[Saved entries]

──────────

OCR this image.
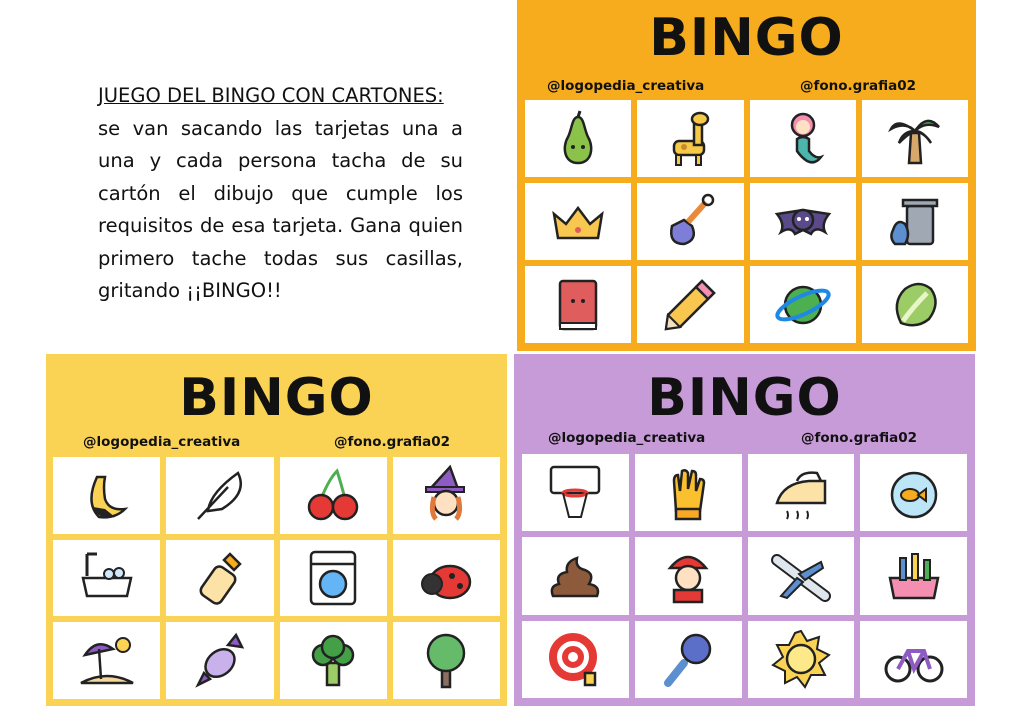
JUEGO DEL BINGO CON CARTONES:
se van sacando las tarjetas una a una y cada persona tacha de su cartón el dibujo que cumple los requisitos de esa tarjeta. Gana quien primero tache todas sus casillas, gritando ¡¡BINGO!!
BINGO
@logopedia_creativa	@fono.grafia02
BINGO
@logopedia_creativa	@fono.grafia02
BINGO
@logopedia_creativa	@fono.grafia02
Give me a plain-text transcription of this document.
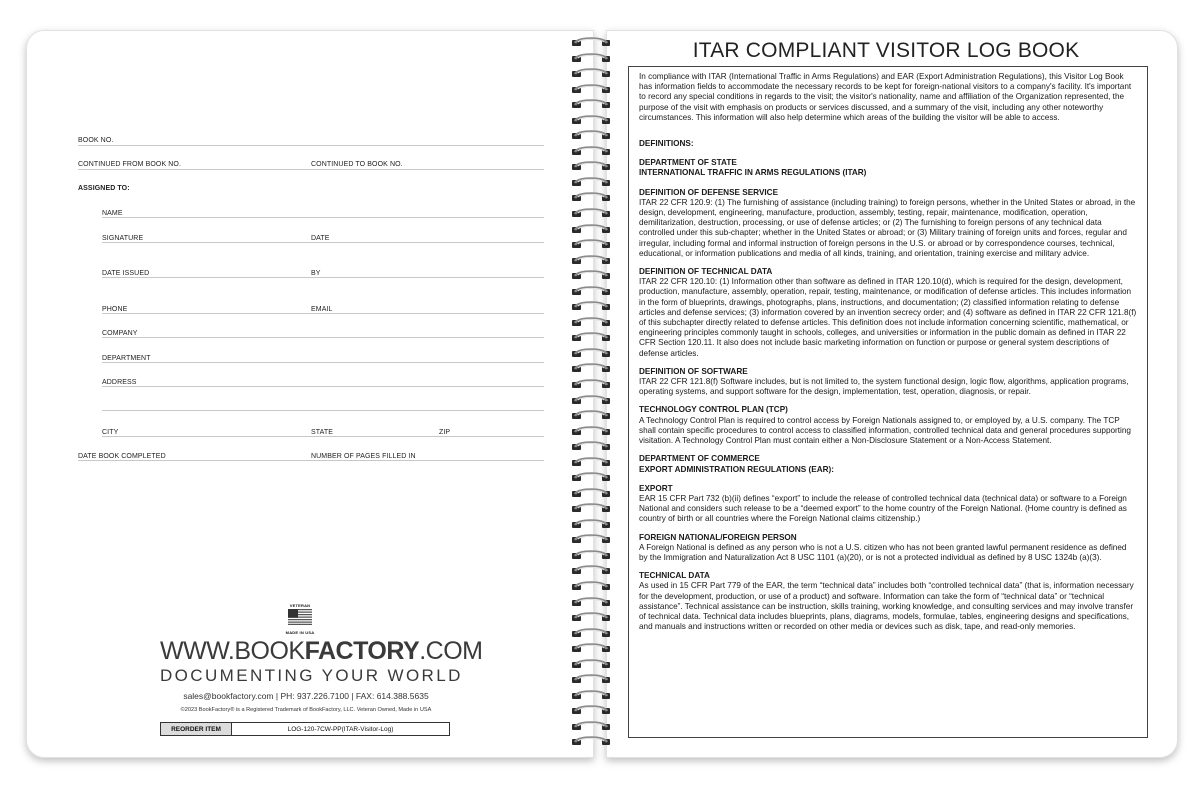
BOOK NO.
CONTINUED FROM BOOK NO.	CONTINUED TO BOOK NO.
ASSIGNED TO:
NAME
SIGNATURE	DATE
DATE ISSUED	BY
PHONE	EMAIL
COMPANY
DEPARTMENT
ADDRESS
CITY	STATE	ZIP
DATE BOOK COMPLETED	NUMBER OF PAGES FILLED IN
VETERAN
MADE IN USA
WWW.BOOKFACTORY.COM
DOCUMENTING YOUR WORLD
sales@bookfactory.com | PH: 937.226.7100 | FAX: 614.388.5635
©2023 BookFactory® is a Registered Trademark of BookFactory, LLC. Veteran Owned, Made in USA
REORDER ITEM	LOG-120-7CW-PP(ITAR-Visitor-Log)
ITAR COMPLIANT VISITOR LOG BOOK

In compliance with ITAR (International Traffic in Arms Regulations) and EAR (Export Administration Regulations), this Visitor Log Book has information fields to accommodate the necessary records to be kept for foreign-national visitors to a company's facility. It's important to record any special conditions in regards to the visit; the visitor's nationality, name and affiliation of the Organization represented, the purpose of the visit with emphasis on products or services discussed, and a summary of the visit, including any other noteworthy circumstances. This information will also help determine which areas of the building the visitor will be able to access.

DEFINITIONS:

DEPARTMENT OF STATE

INTERNATIONAL TRAFFIC IN ARMS REGULATIONS (ITAR)

DEFINITION OF DEFENSE SERVICE

ITAR 22 CFR 120.9: (1) The furnishing of assistance (including training) to foreign persons, whether in the United States or abroad, in the design, development, engineering, manufacture, production, assembly, testing, repair, maintenance, modification, operation, demilitarization, destruction, processing, or use of defense articles; or (2) The furnishing to foreign persons of any technical data controlled under this sub-chapter; whether in the United States or abroad; or (3) Military training of foreign units and forces, regular and irregular, including formal and informal instruction of foreign persons in the U.S. or abroad or by correspondence courses, technical, educational, or information publications and media of all kinds, training, and orientation, training exercise and military advice.

DEFINITION OF TECHNICAL DATA

ITAR 22 CFR 120.10: (1) Information other than software as defined in ITAR 120.10(d), which is required for the design, development, production, manufacture, assembly, operation, repair, testing, maintenance, or modification of defense articles. This includes information in the form of blueprints, drawings, photographs, plans, instructions, and documentation; (2) classified information relating to defense articles and defense services; (3) information covered by an invention secrecy order; and (4) software as defined in ITAR 22 CFR 121.8(f) of this subchapter directly related to defense articles. This definition does not include information concerning scientific, mathematical, or engineering principles commonly taught in schools, colleges, and universities or information in the public domain as defined in ITAR 22 CFR Section 120.11. It also does not include basic marketing information on function or purpose or general system descriptions of defense articles.

DEFINITION OF SOFTWARE

ITAR 22 CFR 121.8(f) Software includes, but is not limited to, the system functional design, logic flow, algorithms, application programs, operating systems, and support software for the design, implementation, test, operation, diagnosis, or repair.

TECHNOLOGY CONTROL PLAN (TCP)

A Technology Control Plan is required to control access by Foreign Nationals assigned to, or employed by, a U.S. company. The TCP shall contain specific procedures to control access to classified information, controlled technical data and general procedures supporting visitation. A Technology Control Plan must contain either a Non-Disclosure Statement or a Non-Access Statement.

DEPARTMENT OF COMMERCE

EXPORT ADMINISTRATION REGULATIONS (EAR):

EXPORT

EAR 15 CFR Part 732 (b)(ii) defines “export” to include the release of controlled technical data (technical data) or software to a Foreign National and considers such release to be a “deemed export” to the home country of the Foreign National. (Home country is defined as country of birth or all countries where the Foreign National claims citizenship.)

FOREIGN NATIONAL/FOREIGN PERSON

A Foreign National is defined as any person who is not a U.S. citizen who has not been granted lawful permanent residence as defined by the Immigration and Naturalization Act 8 USC 1101 (a)(20), or is not a protected individual as defined by 8 USC 1324b (a)(3).

TECHNICAL DATA

As used in 15 CFR Part 779 of the EAR, the term “technical data” includes both “controlled technical data” (that is, information necessary for the development, production, or use of a product) and software. Information can take the form of “technical data” or “technical assistance”. Technical assistance can be instruction, skills training, working knowledge, and consulting services and may involve transfer of technical data. Technical data includes blueprints, plans, diagrams, models, formulae, tables, engineering designs and specifications, and manuals and instructions written or recorded on other media or devices such as disk, tape, and read-only memories.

──────────

• _What this task involves_:
In the material above, tally every line with the string "manufacture" in it, then give that number alone.

• _Correct result_:
2